Collection entries

** Start **

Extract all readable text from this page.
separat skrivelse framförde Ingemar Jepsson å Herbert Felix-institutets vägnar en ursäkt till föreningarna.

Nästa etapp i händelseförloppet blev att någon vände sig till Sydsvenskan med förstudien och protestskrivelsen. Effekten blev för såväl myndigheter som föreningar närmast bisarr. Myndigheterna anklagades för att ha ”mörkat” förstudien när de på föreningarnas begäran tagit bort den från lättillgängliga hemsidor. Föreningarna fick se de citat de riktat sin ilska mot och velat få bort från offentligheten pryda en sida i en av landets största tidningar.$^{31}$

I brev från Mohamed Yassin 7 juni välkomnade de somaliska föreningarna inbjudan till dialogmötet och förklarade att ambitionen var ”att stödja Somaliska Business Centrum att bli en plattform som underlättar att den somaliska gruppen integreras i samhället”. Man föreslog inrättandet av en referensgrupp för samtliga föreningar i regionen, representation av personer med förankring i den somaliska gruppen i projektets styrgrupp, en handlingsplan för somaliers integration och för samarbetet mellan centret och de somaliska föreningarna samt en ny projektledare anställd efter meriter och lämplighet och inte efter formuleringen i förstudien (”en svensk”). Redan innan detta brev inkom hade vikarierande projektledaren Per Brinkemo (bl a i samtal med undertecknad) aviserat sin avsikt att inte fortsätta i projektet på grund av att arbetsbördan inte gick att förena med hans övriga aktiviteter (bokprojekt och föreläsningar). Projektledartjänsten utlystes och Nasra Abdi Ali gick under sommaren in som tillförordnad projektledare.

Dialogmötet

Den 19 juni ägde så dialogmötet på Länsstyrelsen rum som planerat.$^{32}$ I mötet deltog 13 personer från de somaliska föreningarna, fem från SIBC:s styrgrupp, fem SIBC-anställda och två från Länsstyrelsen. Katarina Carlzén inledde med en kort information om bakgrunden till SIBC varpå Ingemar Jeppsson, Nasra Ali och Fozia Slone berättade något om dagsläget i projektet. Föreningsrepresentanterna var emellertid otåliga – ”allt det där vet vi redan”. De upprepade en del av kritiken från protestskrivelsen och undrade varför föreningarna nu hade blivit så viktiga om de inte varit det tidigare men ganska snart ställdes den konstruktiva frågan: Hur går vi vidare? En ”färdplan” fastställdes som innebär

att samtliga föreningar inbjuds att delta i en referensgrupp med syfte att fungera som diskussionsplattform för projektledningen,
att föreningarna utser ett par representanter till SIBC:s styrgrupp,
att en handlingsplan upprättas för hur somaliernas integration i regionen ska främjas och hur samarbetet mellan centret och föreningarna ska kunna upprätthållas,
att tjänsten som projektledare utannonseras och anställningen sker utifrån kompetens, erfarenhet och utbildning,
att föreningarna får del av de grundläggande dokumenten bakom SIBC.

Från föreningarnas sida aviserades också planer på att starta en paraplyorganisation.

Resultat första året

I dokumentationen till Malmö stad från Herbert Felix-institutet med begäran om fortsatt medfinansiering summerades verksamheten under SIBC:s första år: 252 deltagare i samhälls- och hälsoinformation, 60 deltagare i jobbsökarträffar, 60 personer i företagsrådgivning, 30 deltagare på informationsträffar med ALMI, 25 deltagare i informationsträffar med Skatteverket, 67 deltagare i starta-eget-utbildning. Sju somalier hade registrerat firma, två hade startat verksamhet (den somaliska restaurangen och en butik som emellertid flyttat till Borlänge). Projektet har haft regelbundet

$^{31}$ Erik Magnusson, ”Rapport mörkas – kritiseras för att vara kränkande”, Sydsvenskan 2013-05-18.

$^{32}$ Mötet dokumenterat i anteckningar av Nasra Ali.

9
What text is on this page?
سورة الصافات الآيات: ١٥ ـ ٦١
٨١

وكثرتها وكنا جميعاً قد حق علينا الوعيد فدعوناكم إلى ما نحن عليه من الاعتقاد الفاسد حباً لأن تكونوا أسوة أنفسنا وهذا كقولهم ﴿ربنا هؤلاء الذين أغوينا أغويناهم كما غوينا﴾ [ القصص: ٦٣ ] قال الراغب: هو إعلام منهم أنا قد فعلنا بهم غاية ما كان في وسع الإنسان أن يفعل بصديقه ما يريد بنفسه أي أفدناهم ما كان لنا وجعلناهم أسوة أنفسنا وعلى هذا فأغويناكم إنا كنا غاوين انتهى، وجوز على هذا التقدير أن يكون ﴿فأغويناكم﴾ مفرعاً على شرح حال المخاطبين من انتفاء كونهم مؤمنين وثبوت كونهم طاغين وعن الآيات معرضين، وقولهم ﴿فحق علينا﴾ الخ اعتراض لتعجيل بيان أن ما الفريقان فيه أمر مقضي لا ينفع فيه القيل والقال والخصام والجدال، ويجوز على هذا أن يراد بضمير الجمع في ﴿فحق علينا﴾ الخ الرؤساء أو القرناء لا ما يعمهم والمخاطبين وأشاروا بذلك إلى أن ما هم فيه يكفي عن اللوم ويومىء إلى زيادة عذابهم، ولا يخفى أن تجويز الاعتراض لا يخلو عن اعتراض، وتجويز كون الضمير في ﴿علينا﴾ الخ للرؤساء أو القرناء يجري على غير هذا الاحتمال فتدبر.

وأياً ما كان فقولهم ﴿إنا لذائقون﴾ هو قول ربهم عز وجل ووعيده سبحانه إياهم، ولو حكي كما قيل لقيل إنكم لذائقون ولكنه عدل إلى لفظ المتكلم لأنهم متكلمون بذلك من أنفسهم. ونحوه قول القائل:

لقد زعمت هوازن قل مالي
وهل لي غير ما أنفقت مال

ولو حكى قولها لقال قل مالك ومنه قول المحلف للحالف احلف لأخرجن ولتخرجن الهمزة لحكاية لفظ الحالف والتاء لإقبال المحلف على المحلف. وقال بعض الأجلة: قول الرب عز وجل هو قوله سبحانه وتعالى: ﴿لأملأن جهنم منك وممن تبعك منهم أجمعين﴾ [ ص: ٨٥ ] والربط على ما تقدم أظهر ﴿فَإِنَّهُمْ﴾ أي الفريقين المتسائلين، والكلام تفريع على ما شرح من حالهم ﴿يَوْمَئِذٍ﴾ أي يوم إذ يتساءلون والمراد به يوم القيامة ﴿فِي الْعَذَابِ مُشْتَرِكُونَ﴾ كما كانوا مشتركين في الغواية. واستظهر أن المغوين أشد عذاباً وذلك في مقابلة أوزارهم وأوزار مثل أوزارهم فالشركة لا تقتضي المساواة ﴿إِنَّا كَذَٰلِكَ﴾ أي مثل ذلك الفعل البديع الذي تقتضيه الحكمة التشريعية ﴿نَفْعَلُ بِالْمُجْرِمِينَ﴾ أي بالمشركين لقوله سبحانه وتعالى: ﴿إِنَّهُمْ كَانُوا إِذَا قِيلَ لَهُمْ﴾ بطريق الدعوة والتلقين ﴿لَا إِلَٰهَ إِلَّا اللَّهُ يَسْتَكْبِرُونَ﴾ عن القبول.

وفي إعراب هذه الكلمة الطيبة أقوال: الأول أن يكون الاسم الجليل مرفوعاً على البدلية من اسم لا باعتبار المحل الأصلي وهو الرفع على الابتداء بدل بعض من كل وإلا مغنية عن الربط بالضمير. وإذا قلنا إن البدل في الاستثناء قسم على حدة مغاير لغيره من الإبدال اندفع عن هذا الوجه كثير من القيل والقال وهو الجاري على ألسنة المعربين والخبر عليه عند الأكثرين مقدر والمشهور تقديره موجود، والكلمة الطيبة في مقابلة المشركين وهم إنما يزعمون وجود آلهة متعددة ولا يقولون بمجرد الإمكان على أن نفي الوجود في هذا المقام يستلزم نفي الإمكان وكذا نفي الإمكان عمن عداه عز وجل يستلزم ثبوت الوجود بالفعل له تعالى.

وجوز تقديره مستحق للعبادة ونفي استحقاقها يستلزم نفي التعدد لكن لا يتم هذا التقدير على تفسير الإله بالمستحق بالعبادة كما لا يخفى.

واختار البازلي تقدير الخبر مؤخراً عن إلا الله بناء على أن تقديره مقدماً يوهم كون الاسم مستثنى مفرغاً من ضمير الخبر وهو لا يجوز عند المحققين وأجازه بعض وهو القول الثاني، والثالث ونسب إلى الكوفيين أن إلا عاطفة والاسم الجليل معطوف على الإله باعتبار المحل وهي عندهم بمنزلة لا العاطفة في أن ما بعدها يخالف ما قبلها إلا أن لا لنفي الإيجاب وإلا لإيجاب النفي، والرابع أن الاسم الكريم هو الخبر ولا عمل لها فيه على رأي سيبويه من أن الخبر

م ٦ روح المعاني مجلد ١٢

** End **

* Request: Identify the lines in the entries above that contain "بذلك", then copy them out.

* Exercise output:
وكثرتها وكنا جميعاً قد حق علينا الوعيد فدعوناكم إلى ما نحن عليه من الاعتقاد الفاسد حباً لأن تكونوا أسوة أنفسنا وهذا كقولهم ﴿ربنا هؤلاء الذين أغوينا أغويناهم كما غوينا﴾ [ القصص: ٦٣ ] قال الراغب: هو إعلام منهم أنا قد فعلنا بهم غاية ما كان في وسع الإنسان أن يفعل بصديقه ما يريد بنفسه أي أفدناهم ما كان لنا وجعلناهم أسوة أنفسنا وعلى هذا فأغويناكم إنا كنا غاوين انتهى، وجوز على هذا التقدير أن يكون ﴿فأغويناكم﴾ مفرعاً على شرح حال المخاطبين من انتفاء كونهم مؤمنين وثبوت كونهم طاغين وعن الآيات معرضين، وقولهم ﴿فحق علينا﴾ الخ اعتراض لتعجيل بيان أن ما الفريقان فيه أمر مقضي لا ينفع فيه القيل والقال والخصام والجدال، ويجوز على هذا أن يراد بضمير الجمع في ﴿فحق علينا﴾ الخ الرؤساء أو القرناء لا ما يعمهم والمخاطبين وأشاروا بذلك إلى أن ما هم فيه يكفي عن اللوم ويومىء إلى زيادة عذابهم، ولا يخفى أن تجويز الاعتراض لا يخلو عن اعتراض، وتجويز كون الضمير في ﴿علينا﴾ الخ للرؤساء أو القرناء يجري على غير هذا الاحتمال فتدبر.
وأياً ما كان فقولهم ﴿إنا لذائقون﴾ هو قول ربهم عز وجل ووعيده سبحانه إياهم، ولو حكي كما قيل لقيل إنكم لذائقون ولكنه عدل إلى لفظ المتكلم لأنهم متكلمون بذلك من أنفسهم. ونحوه قول القائل:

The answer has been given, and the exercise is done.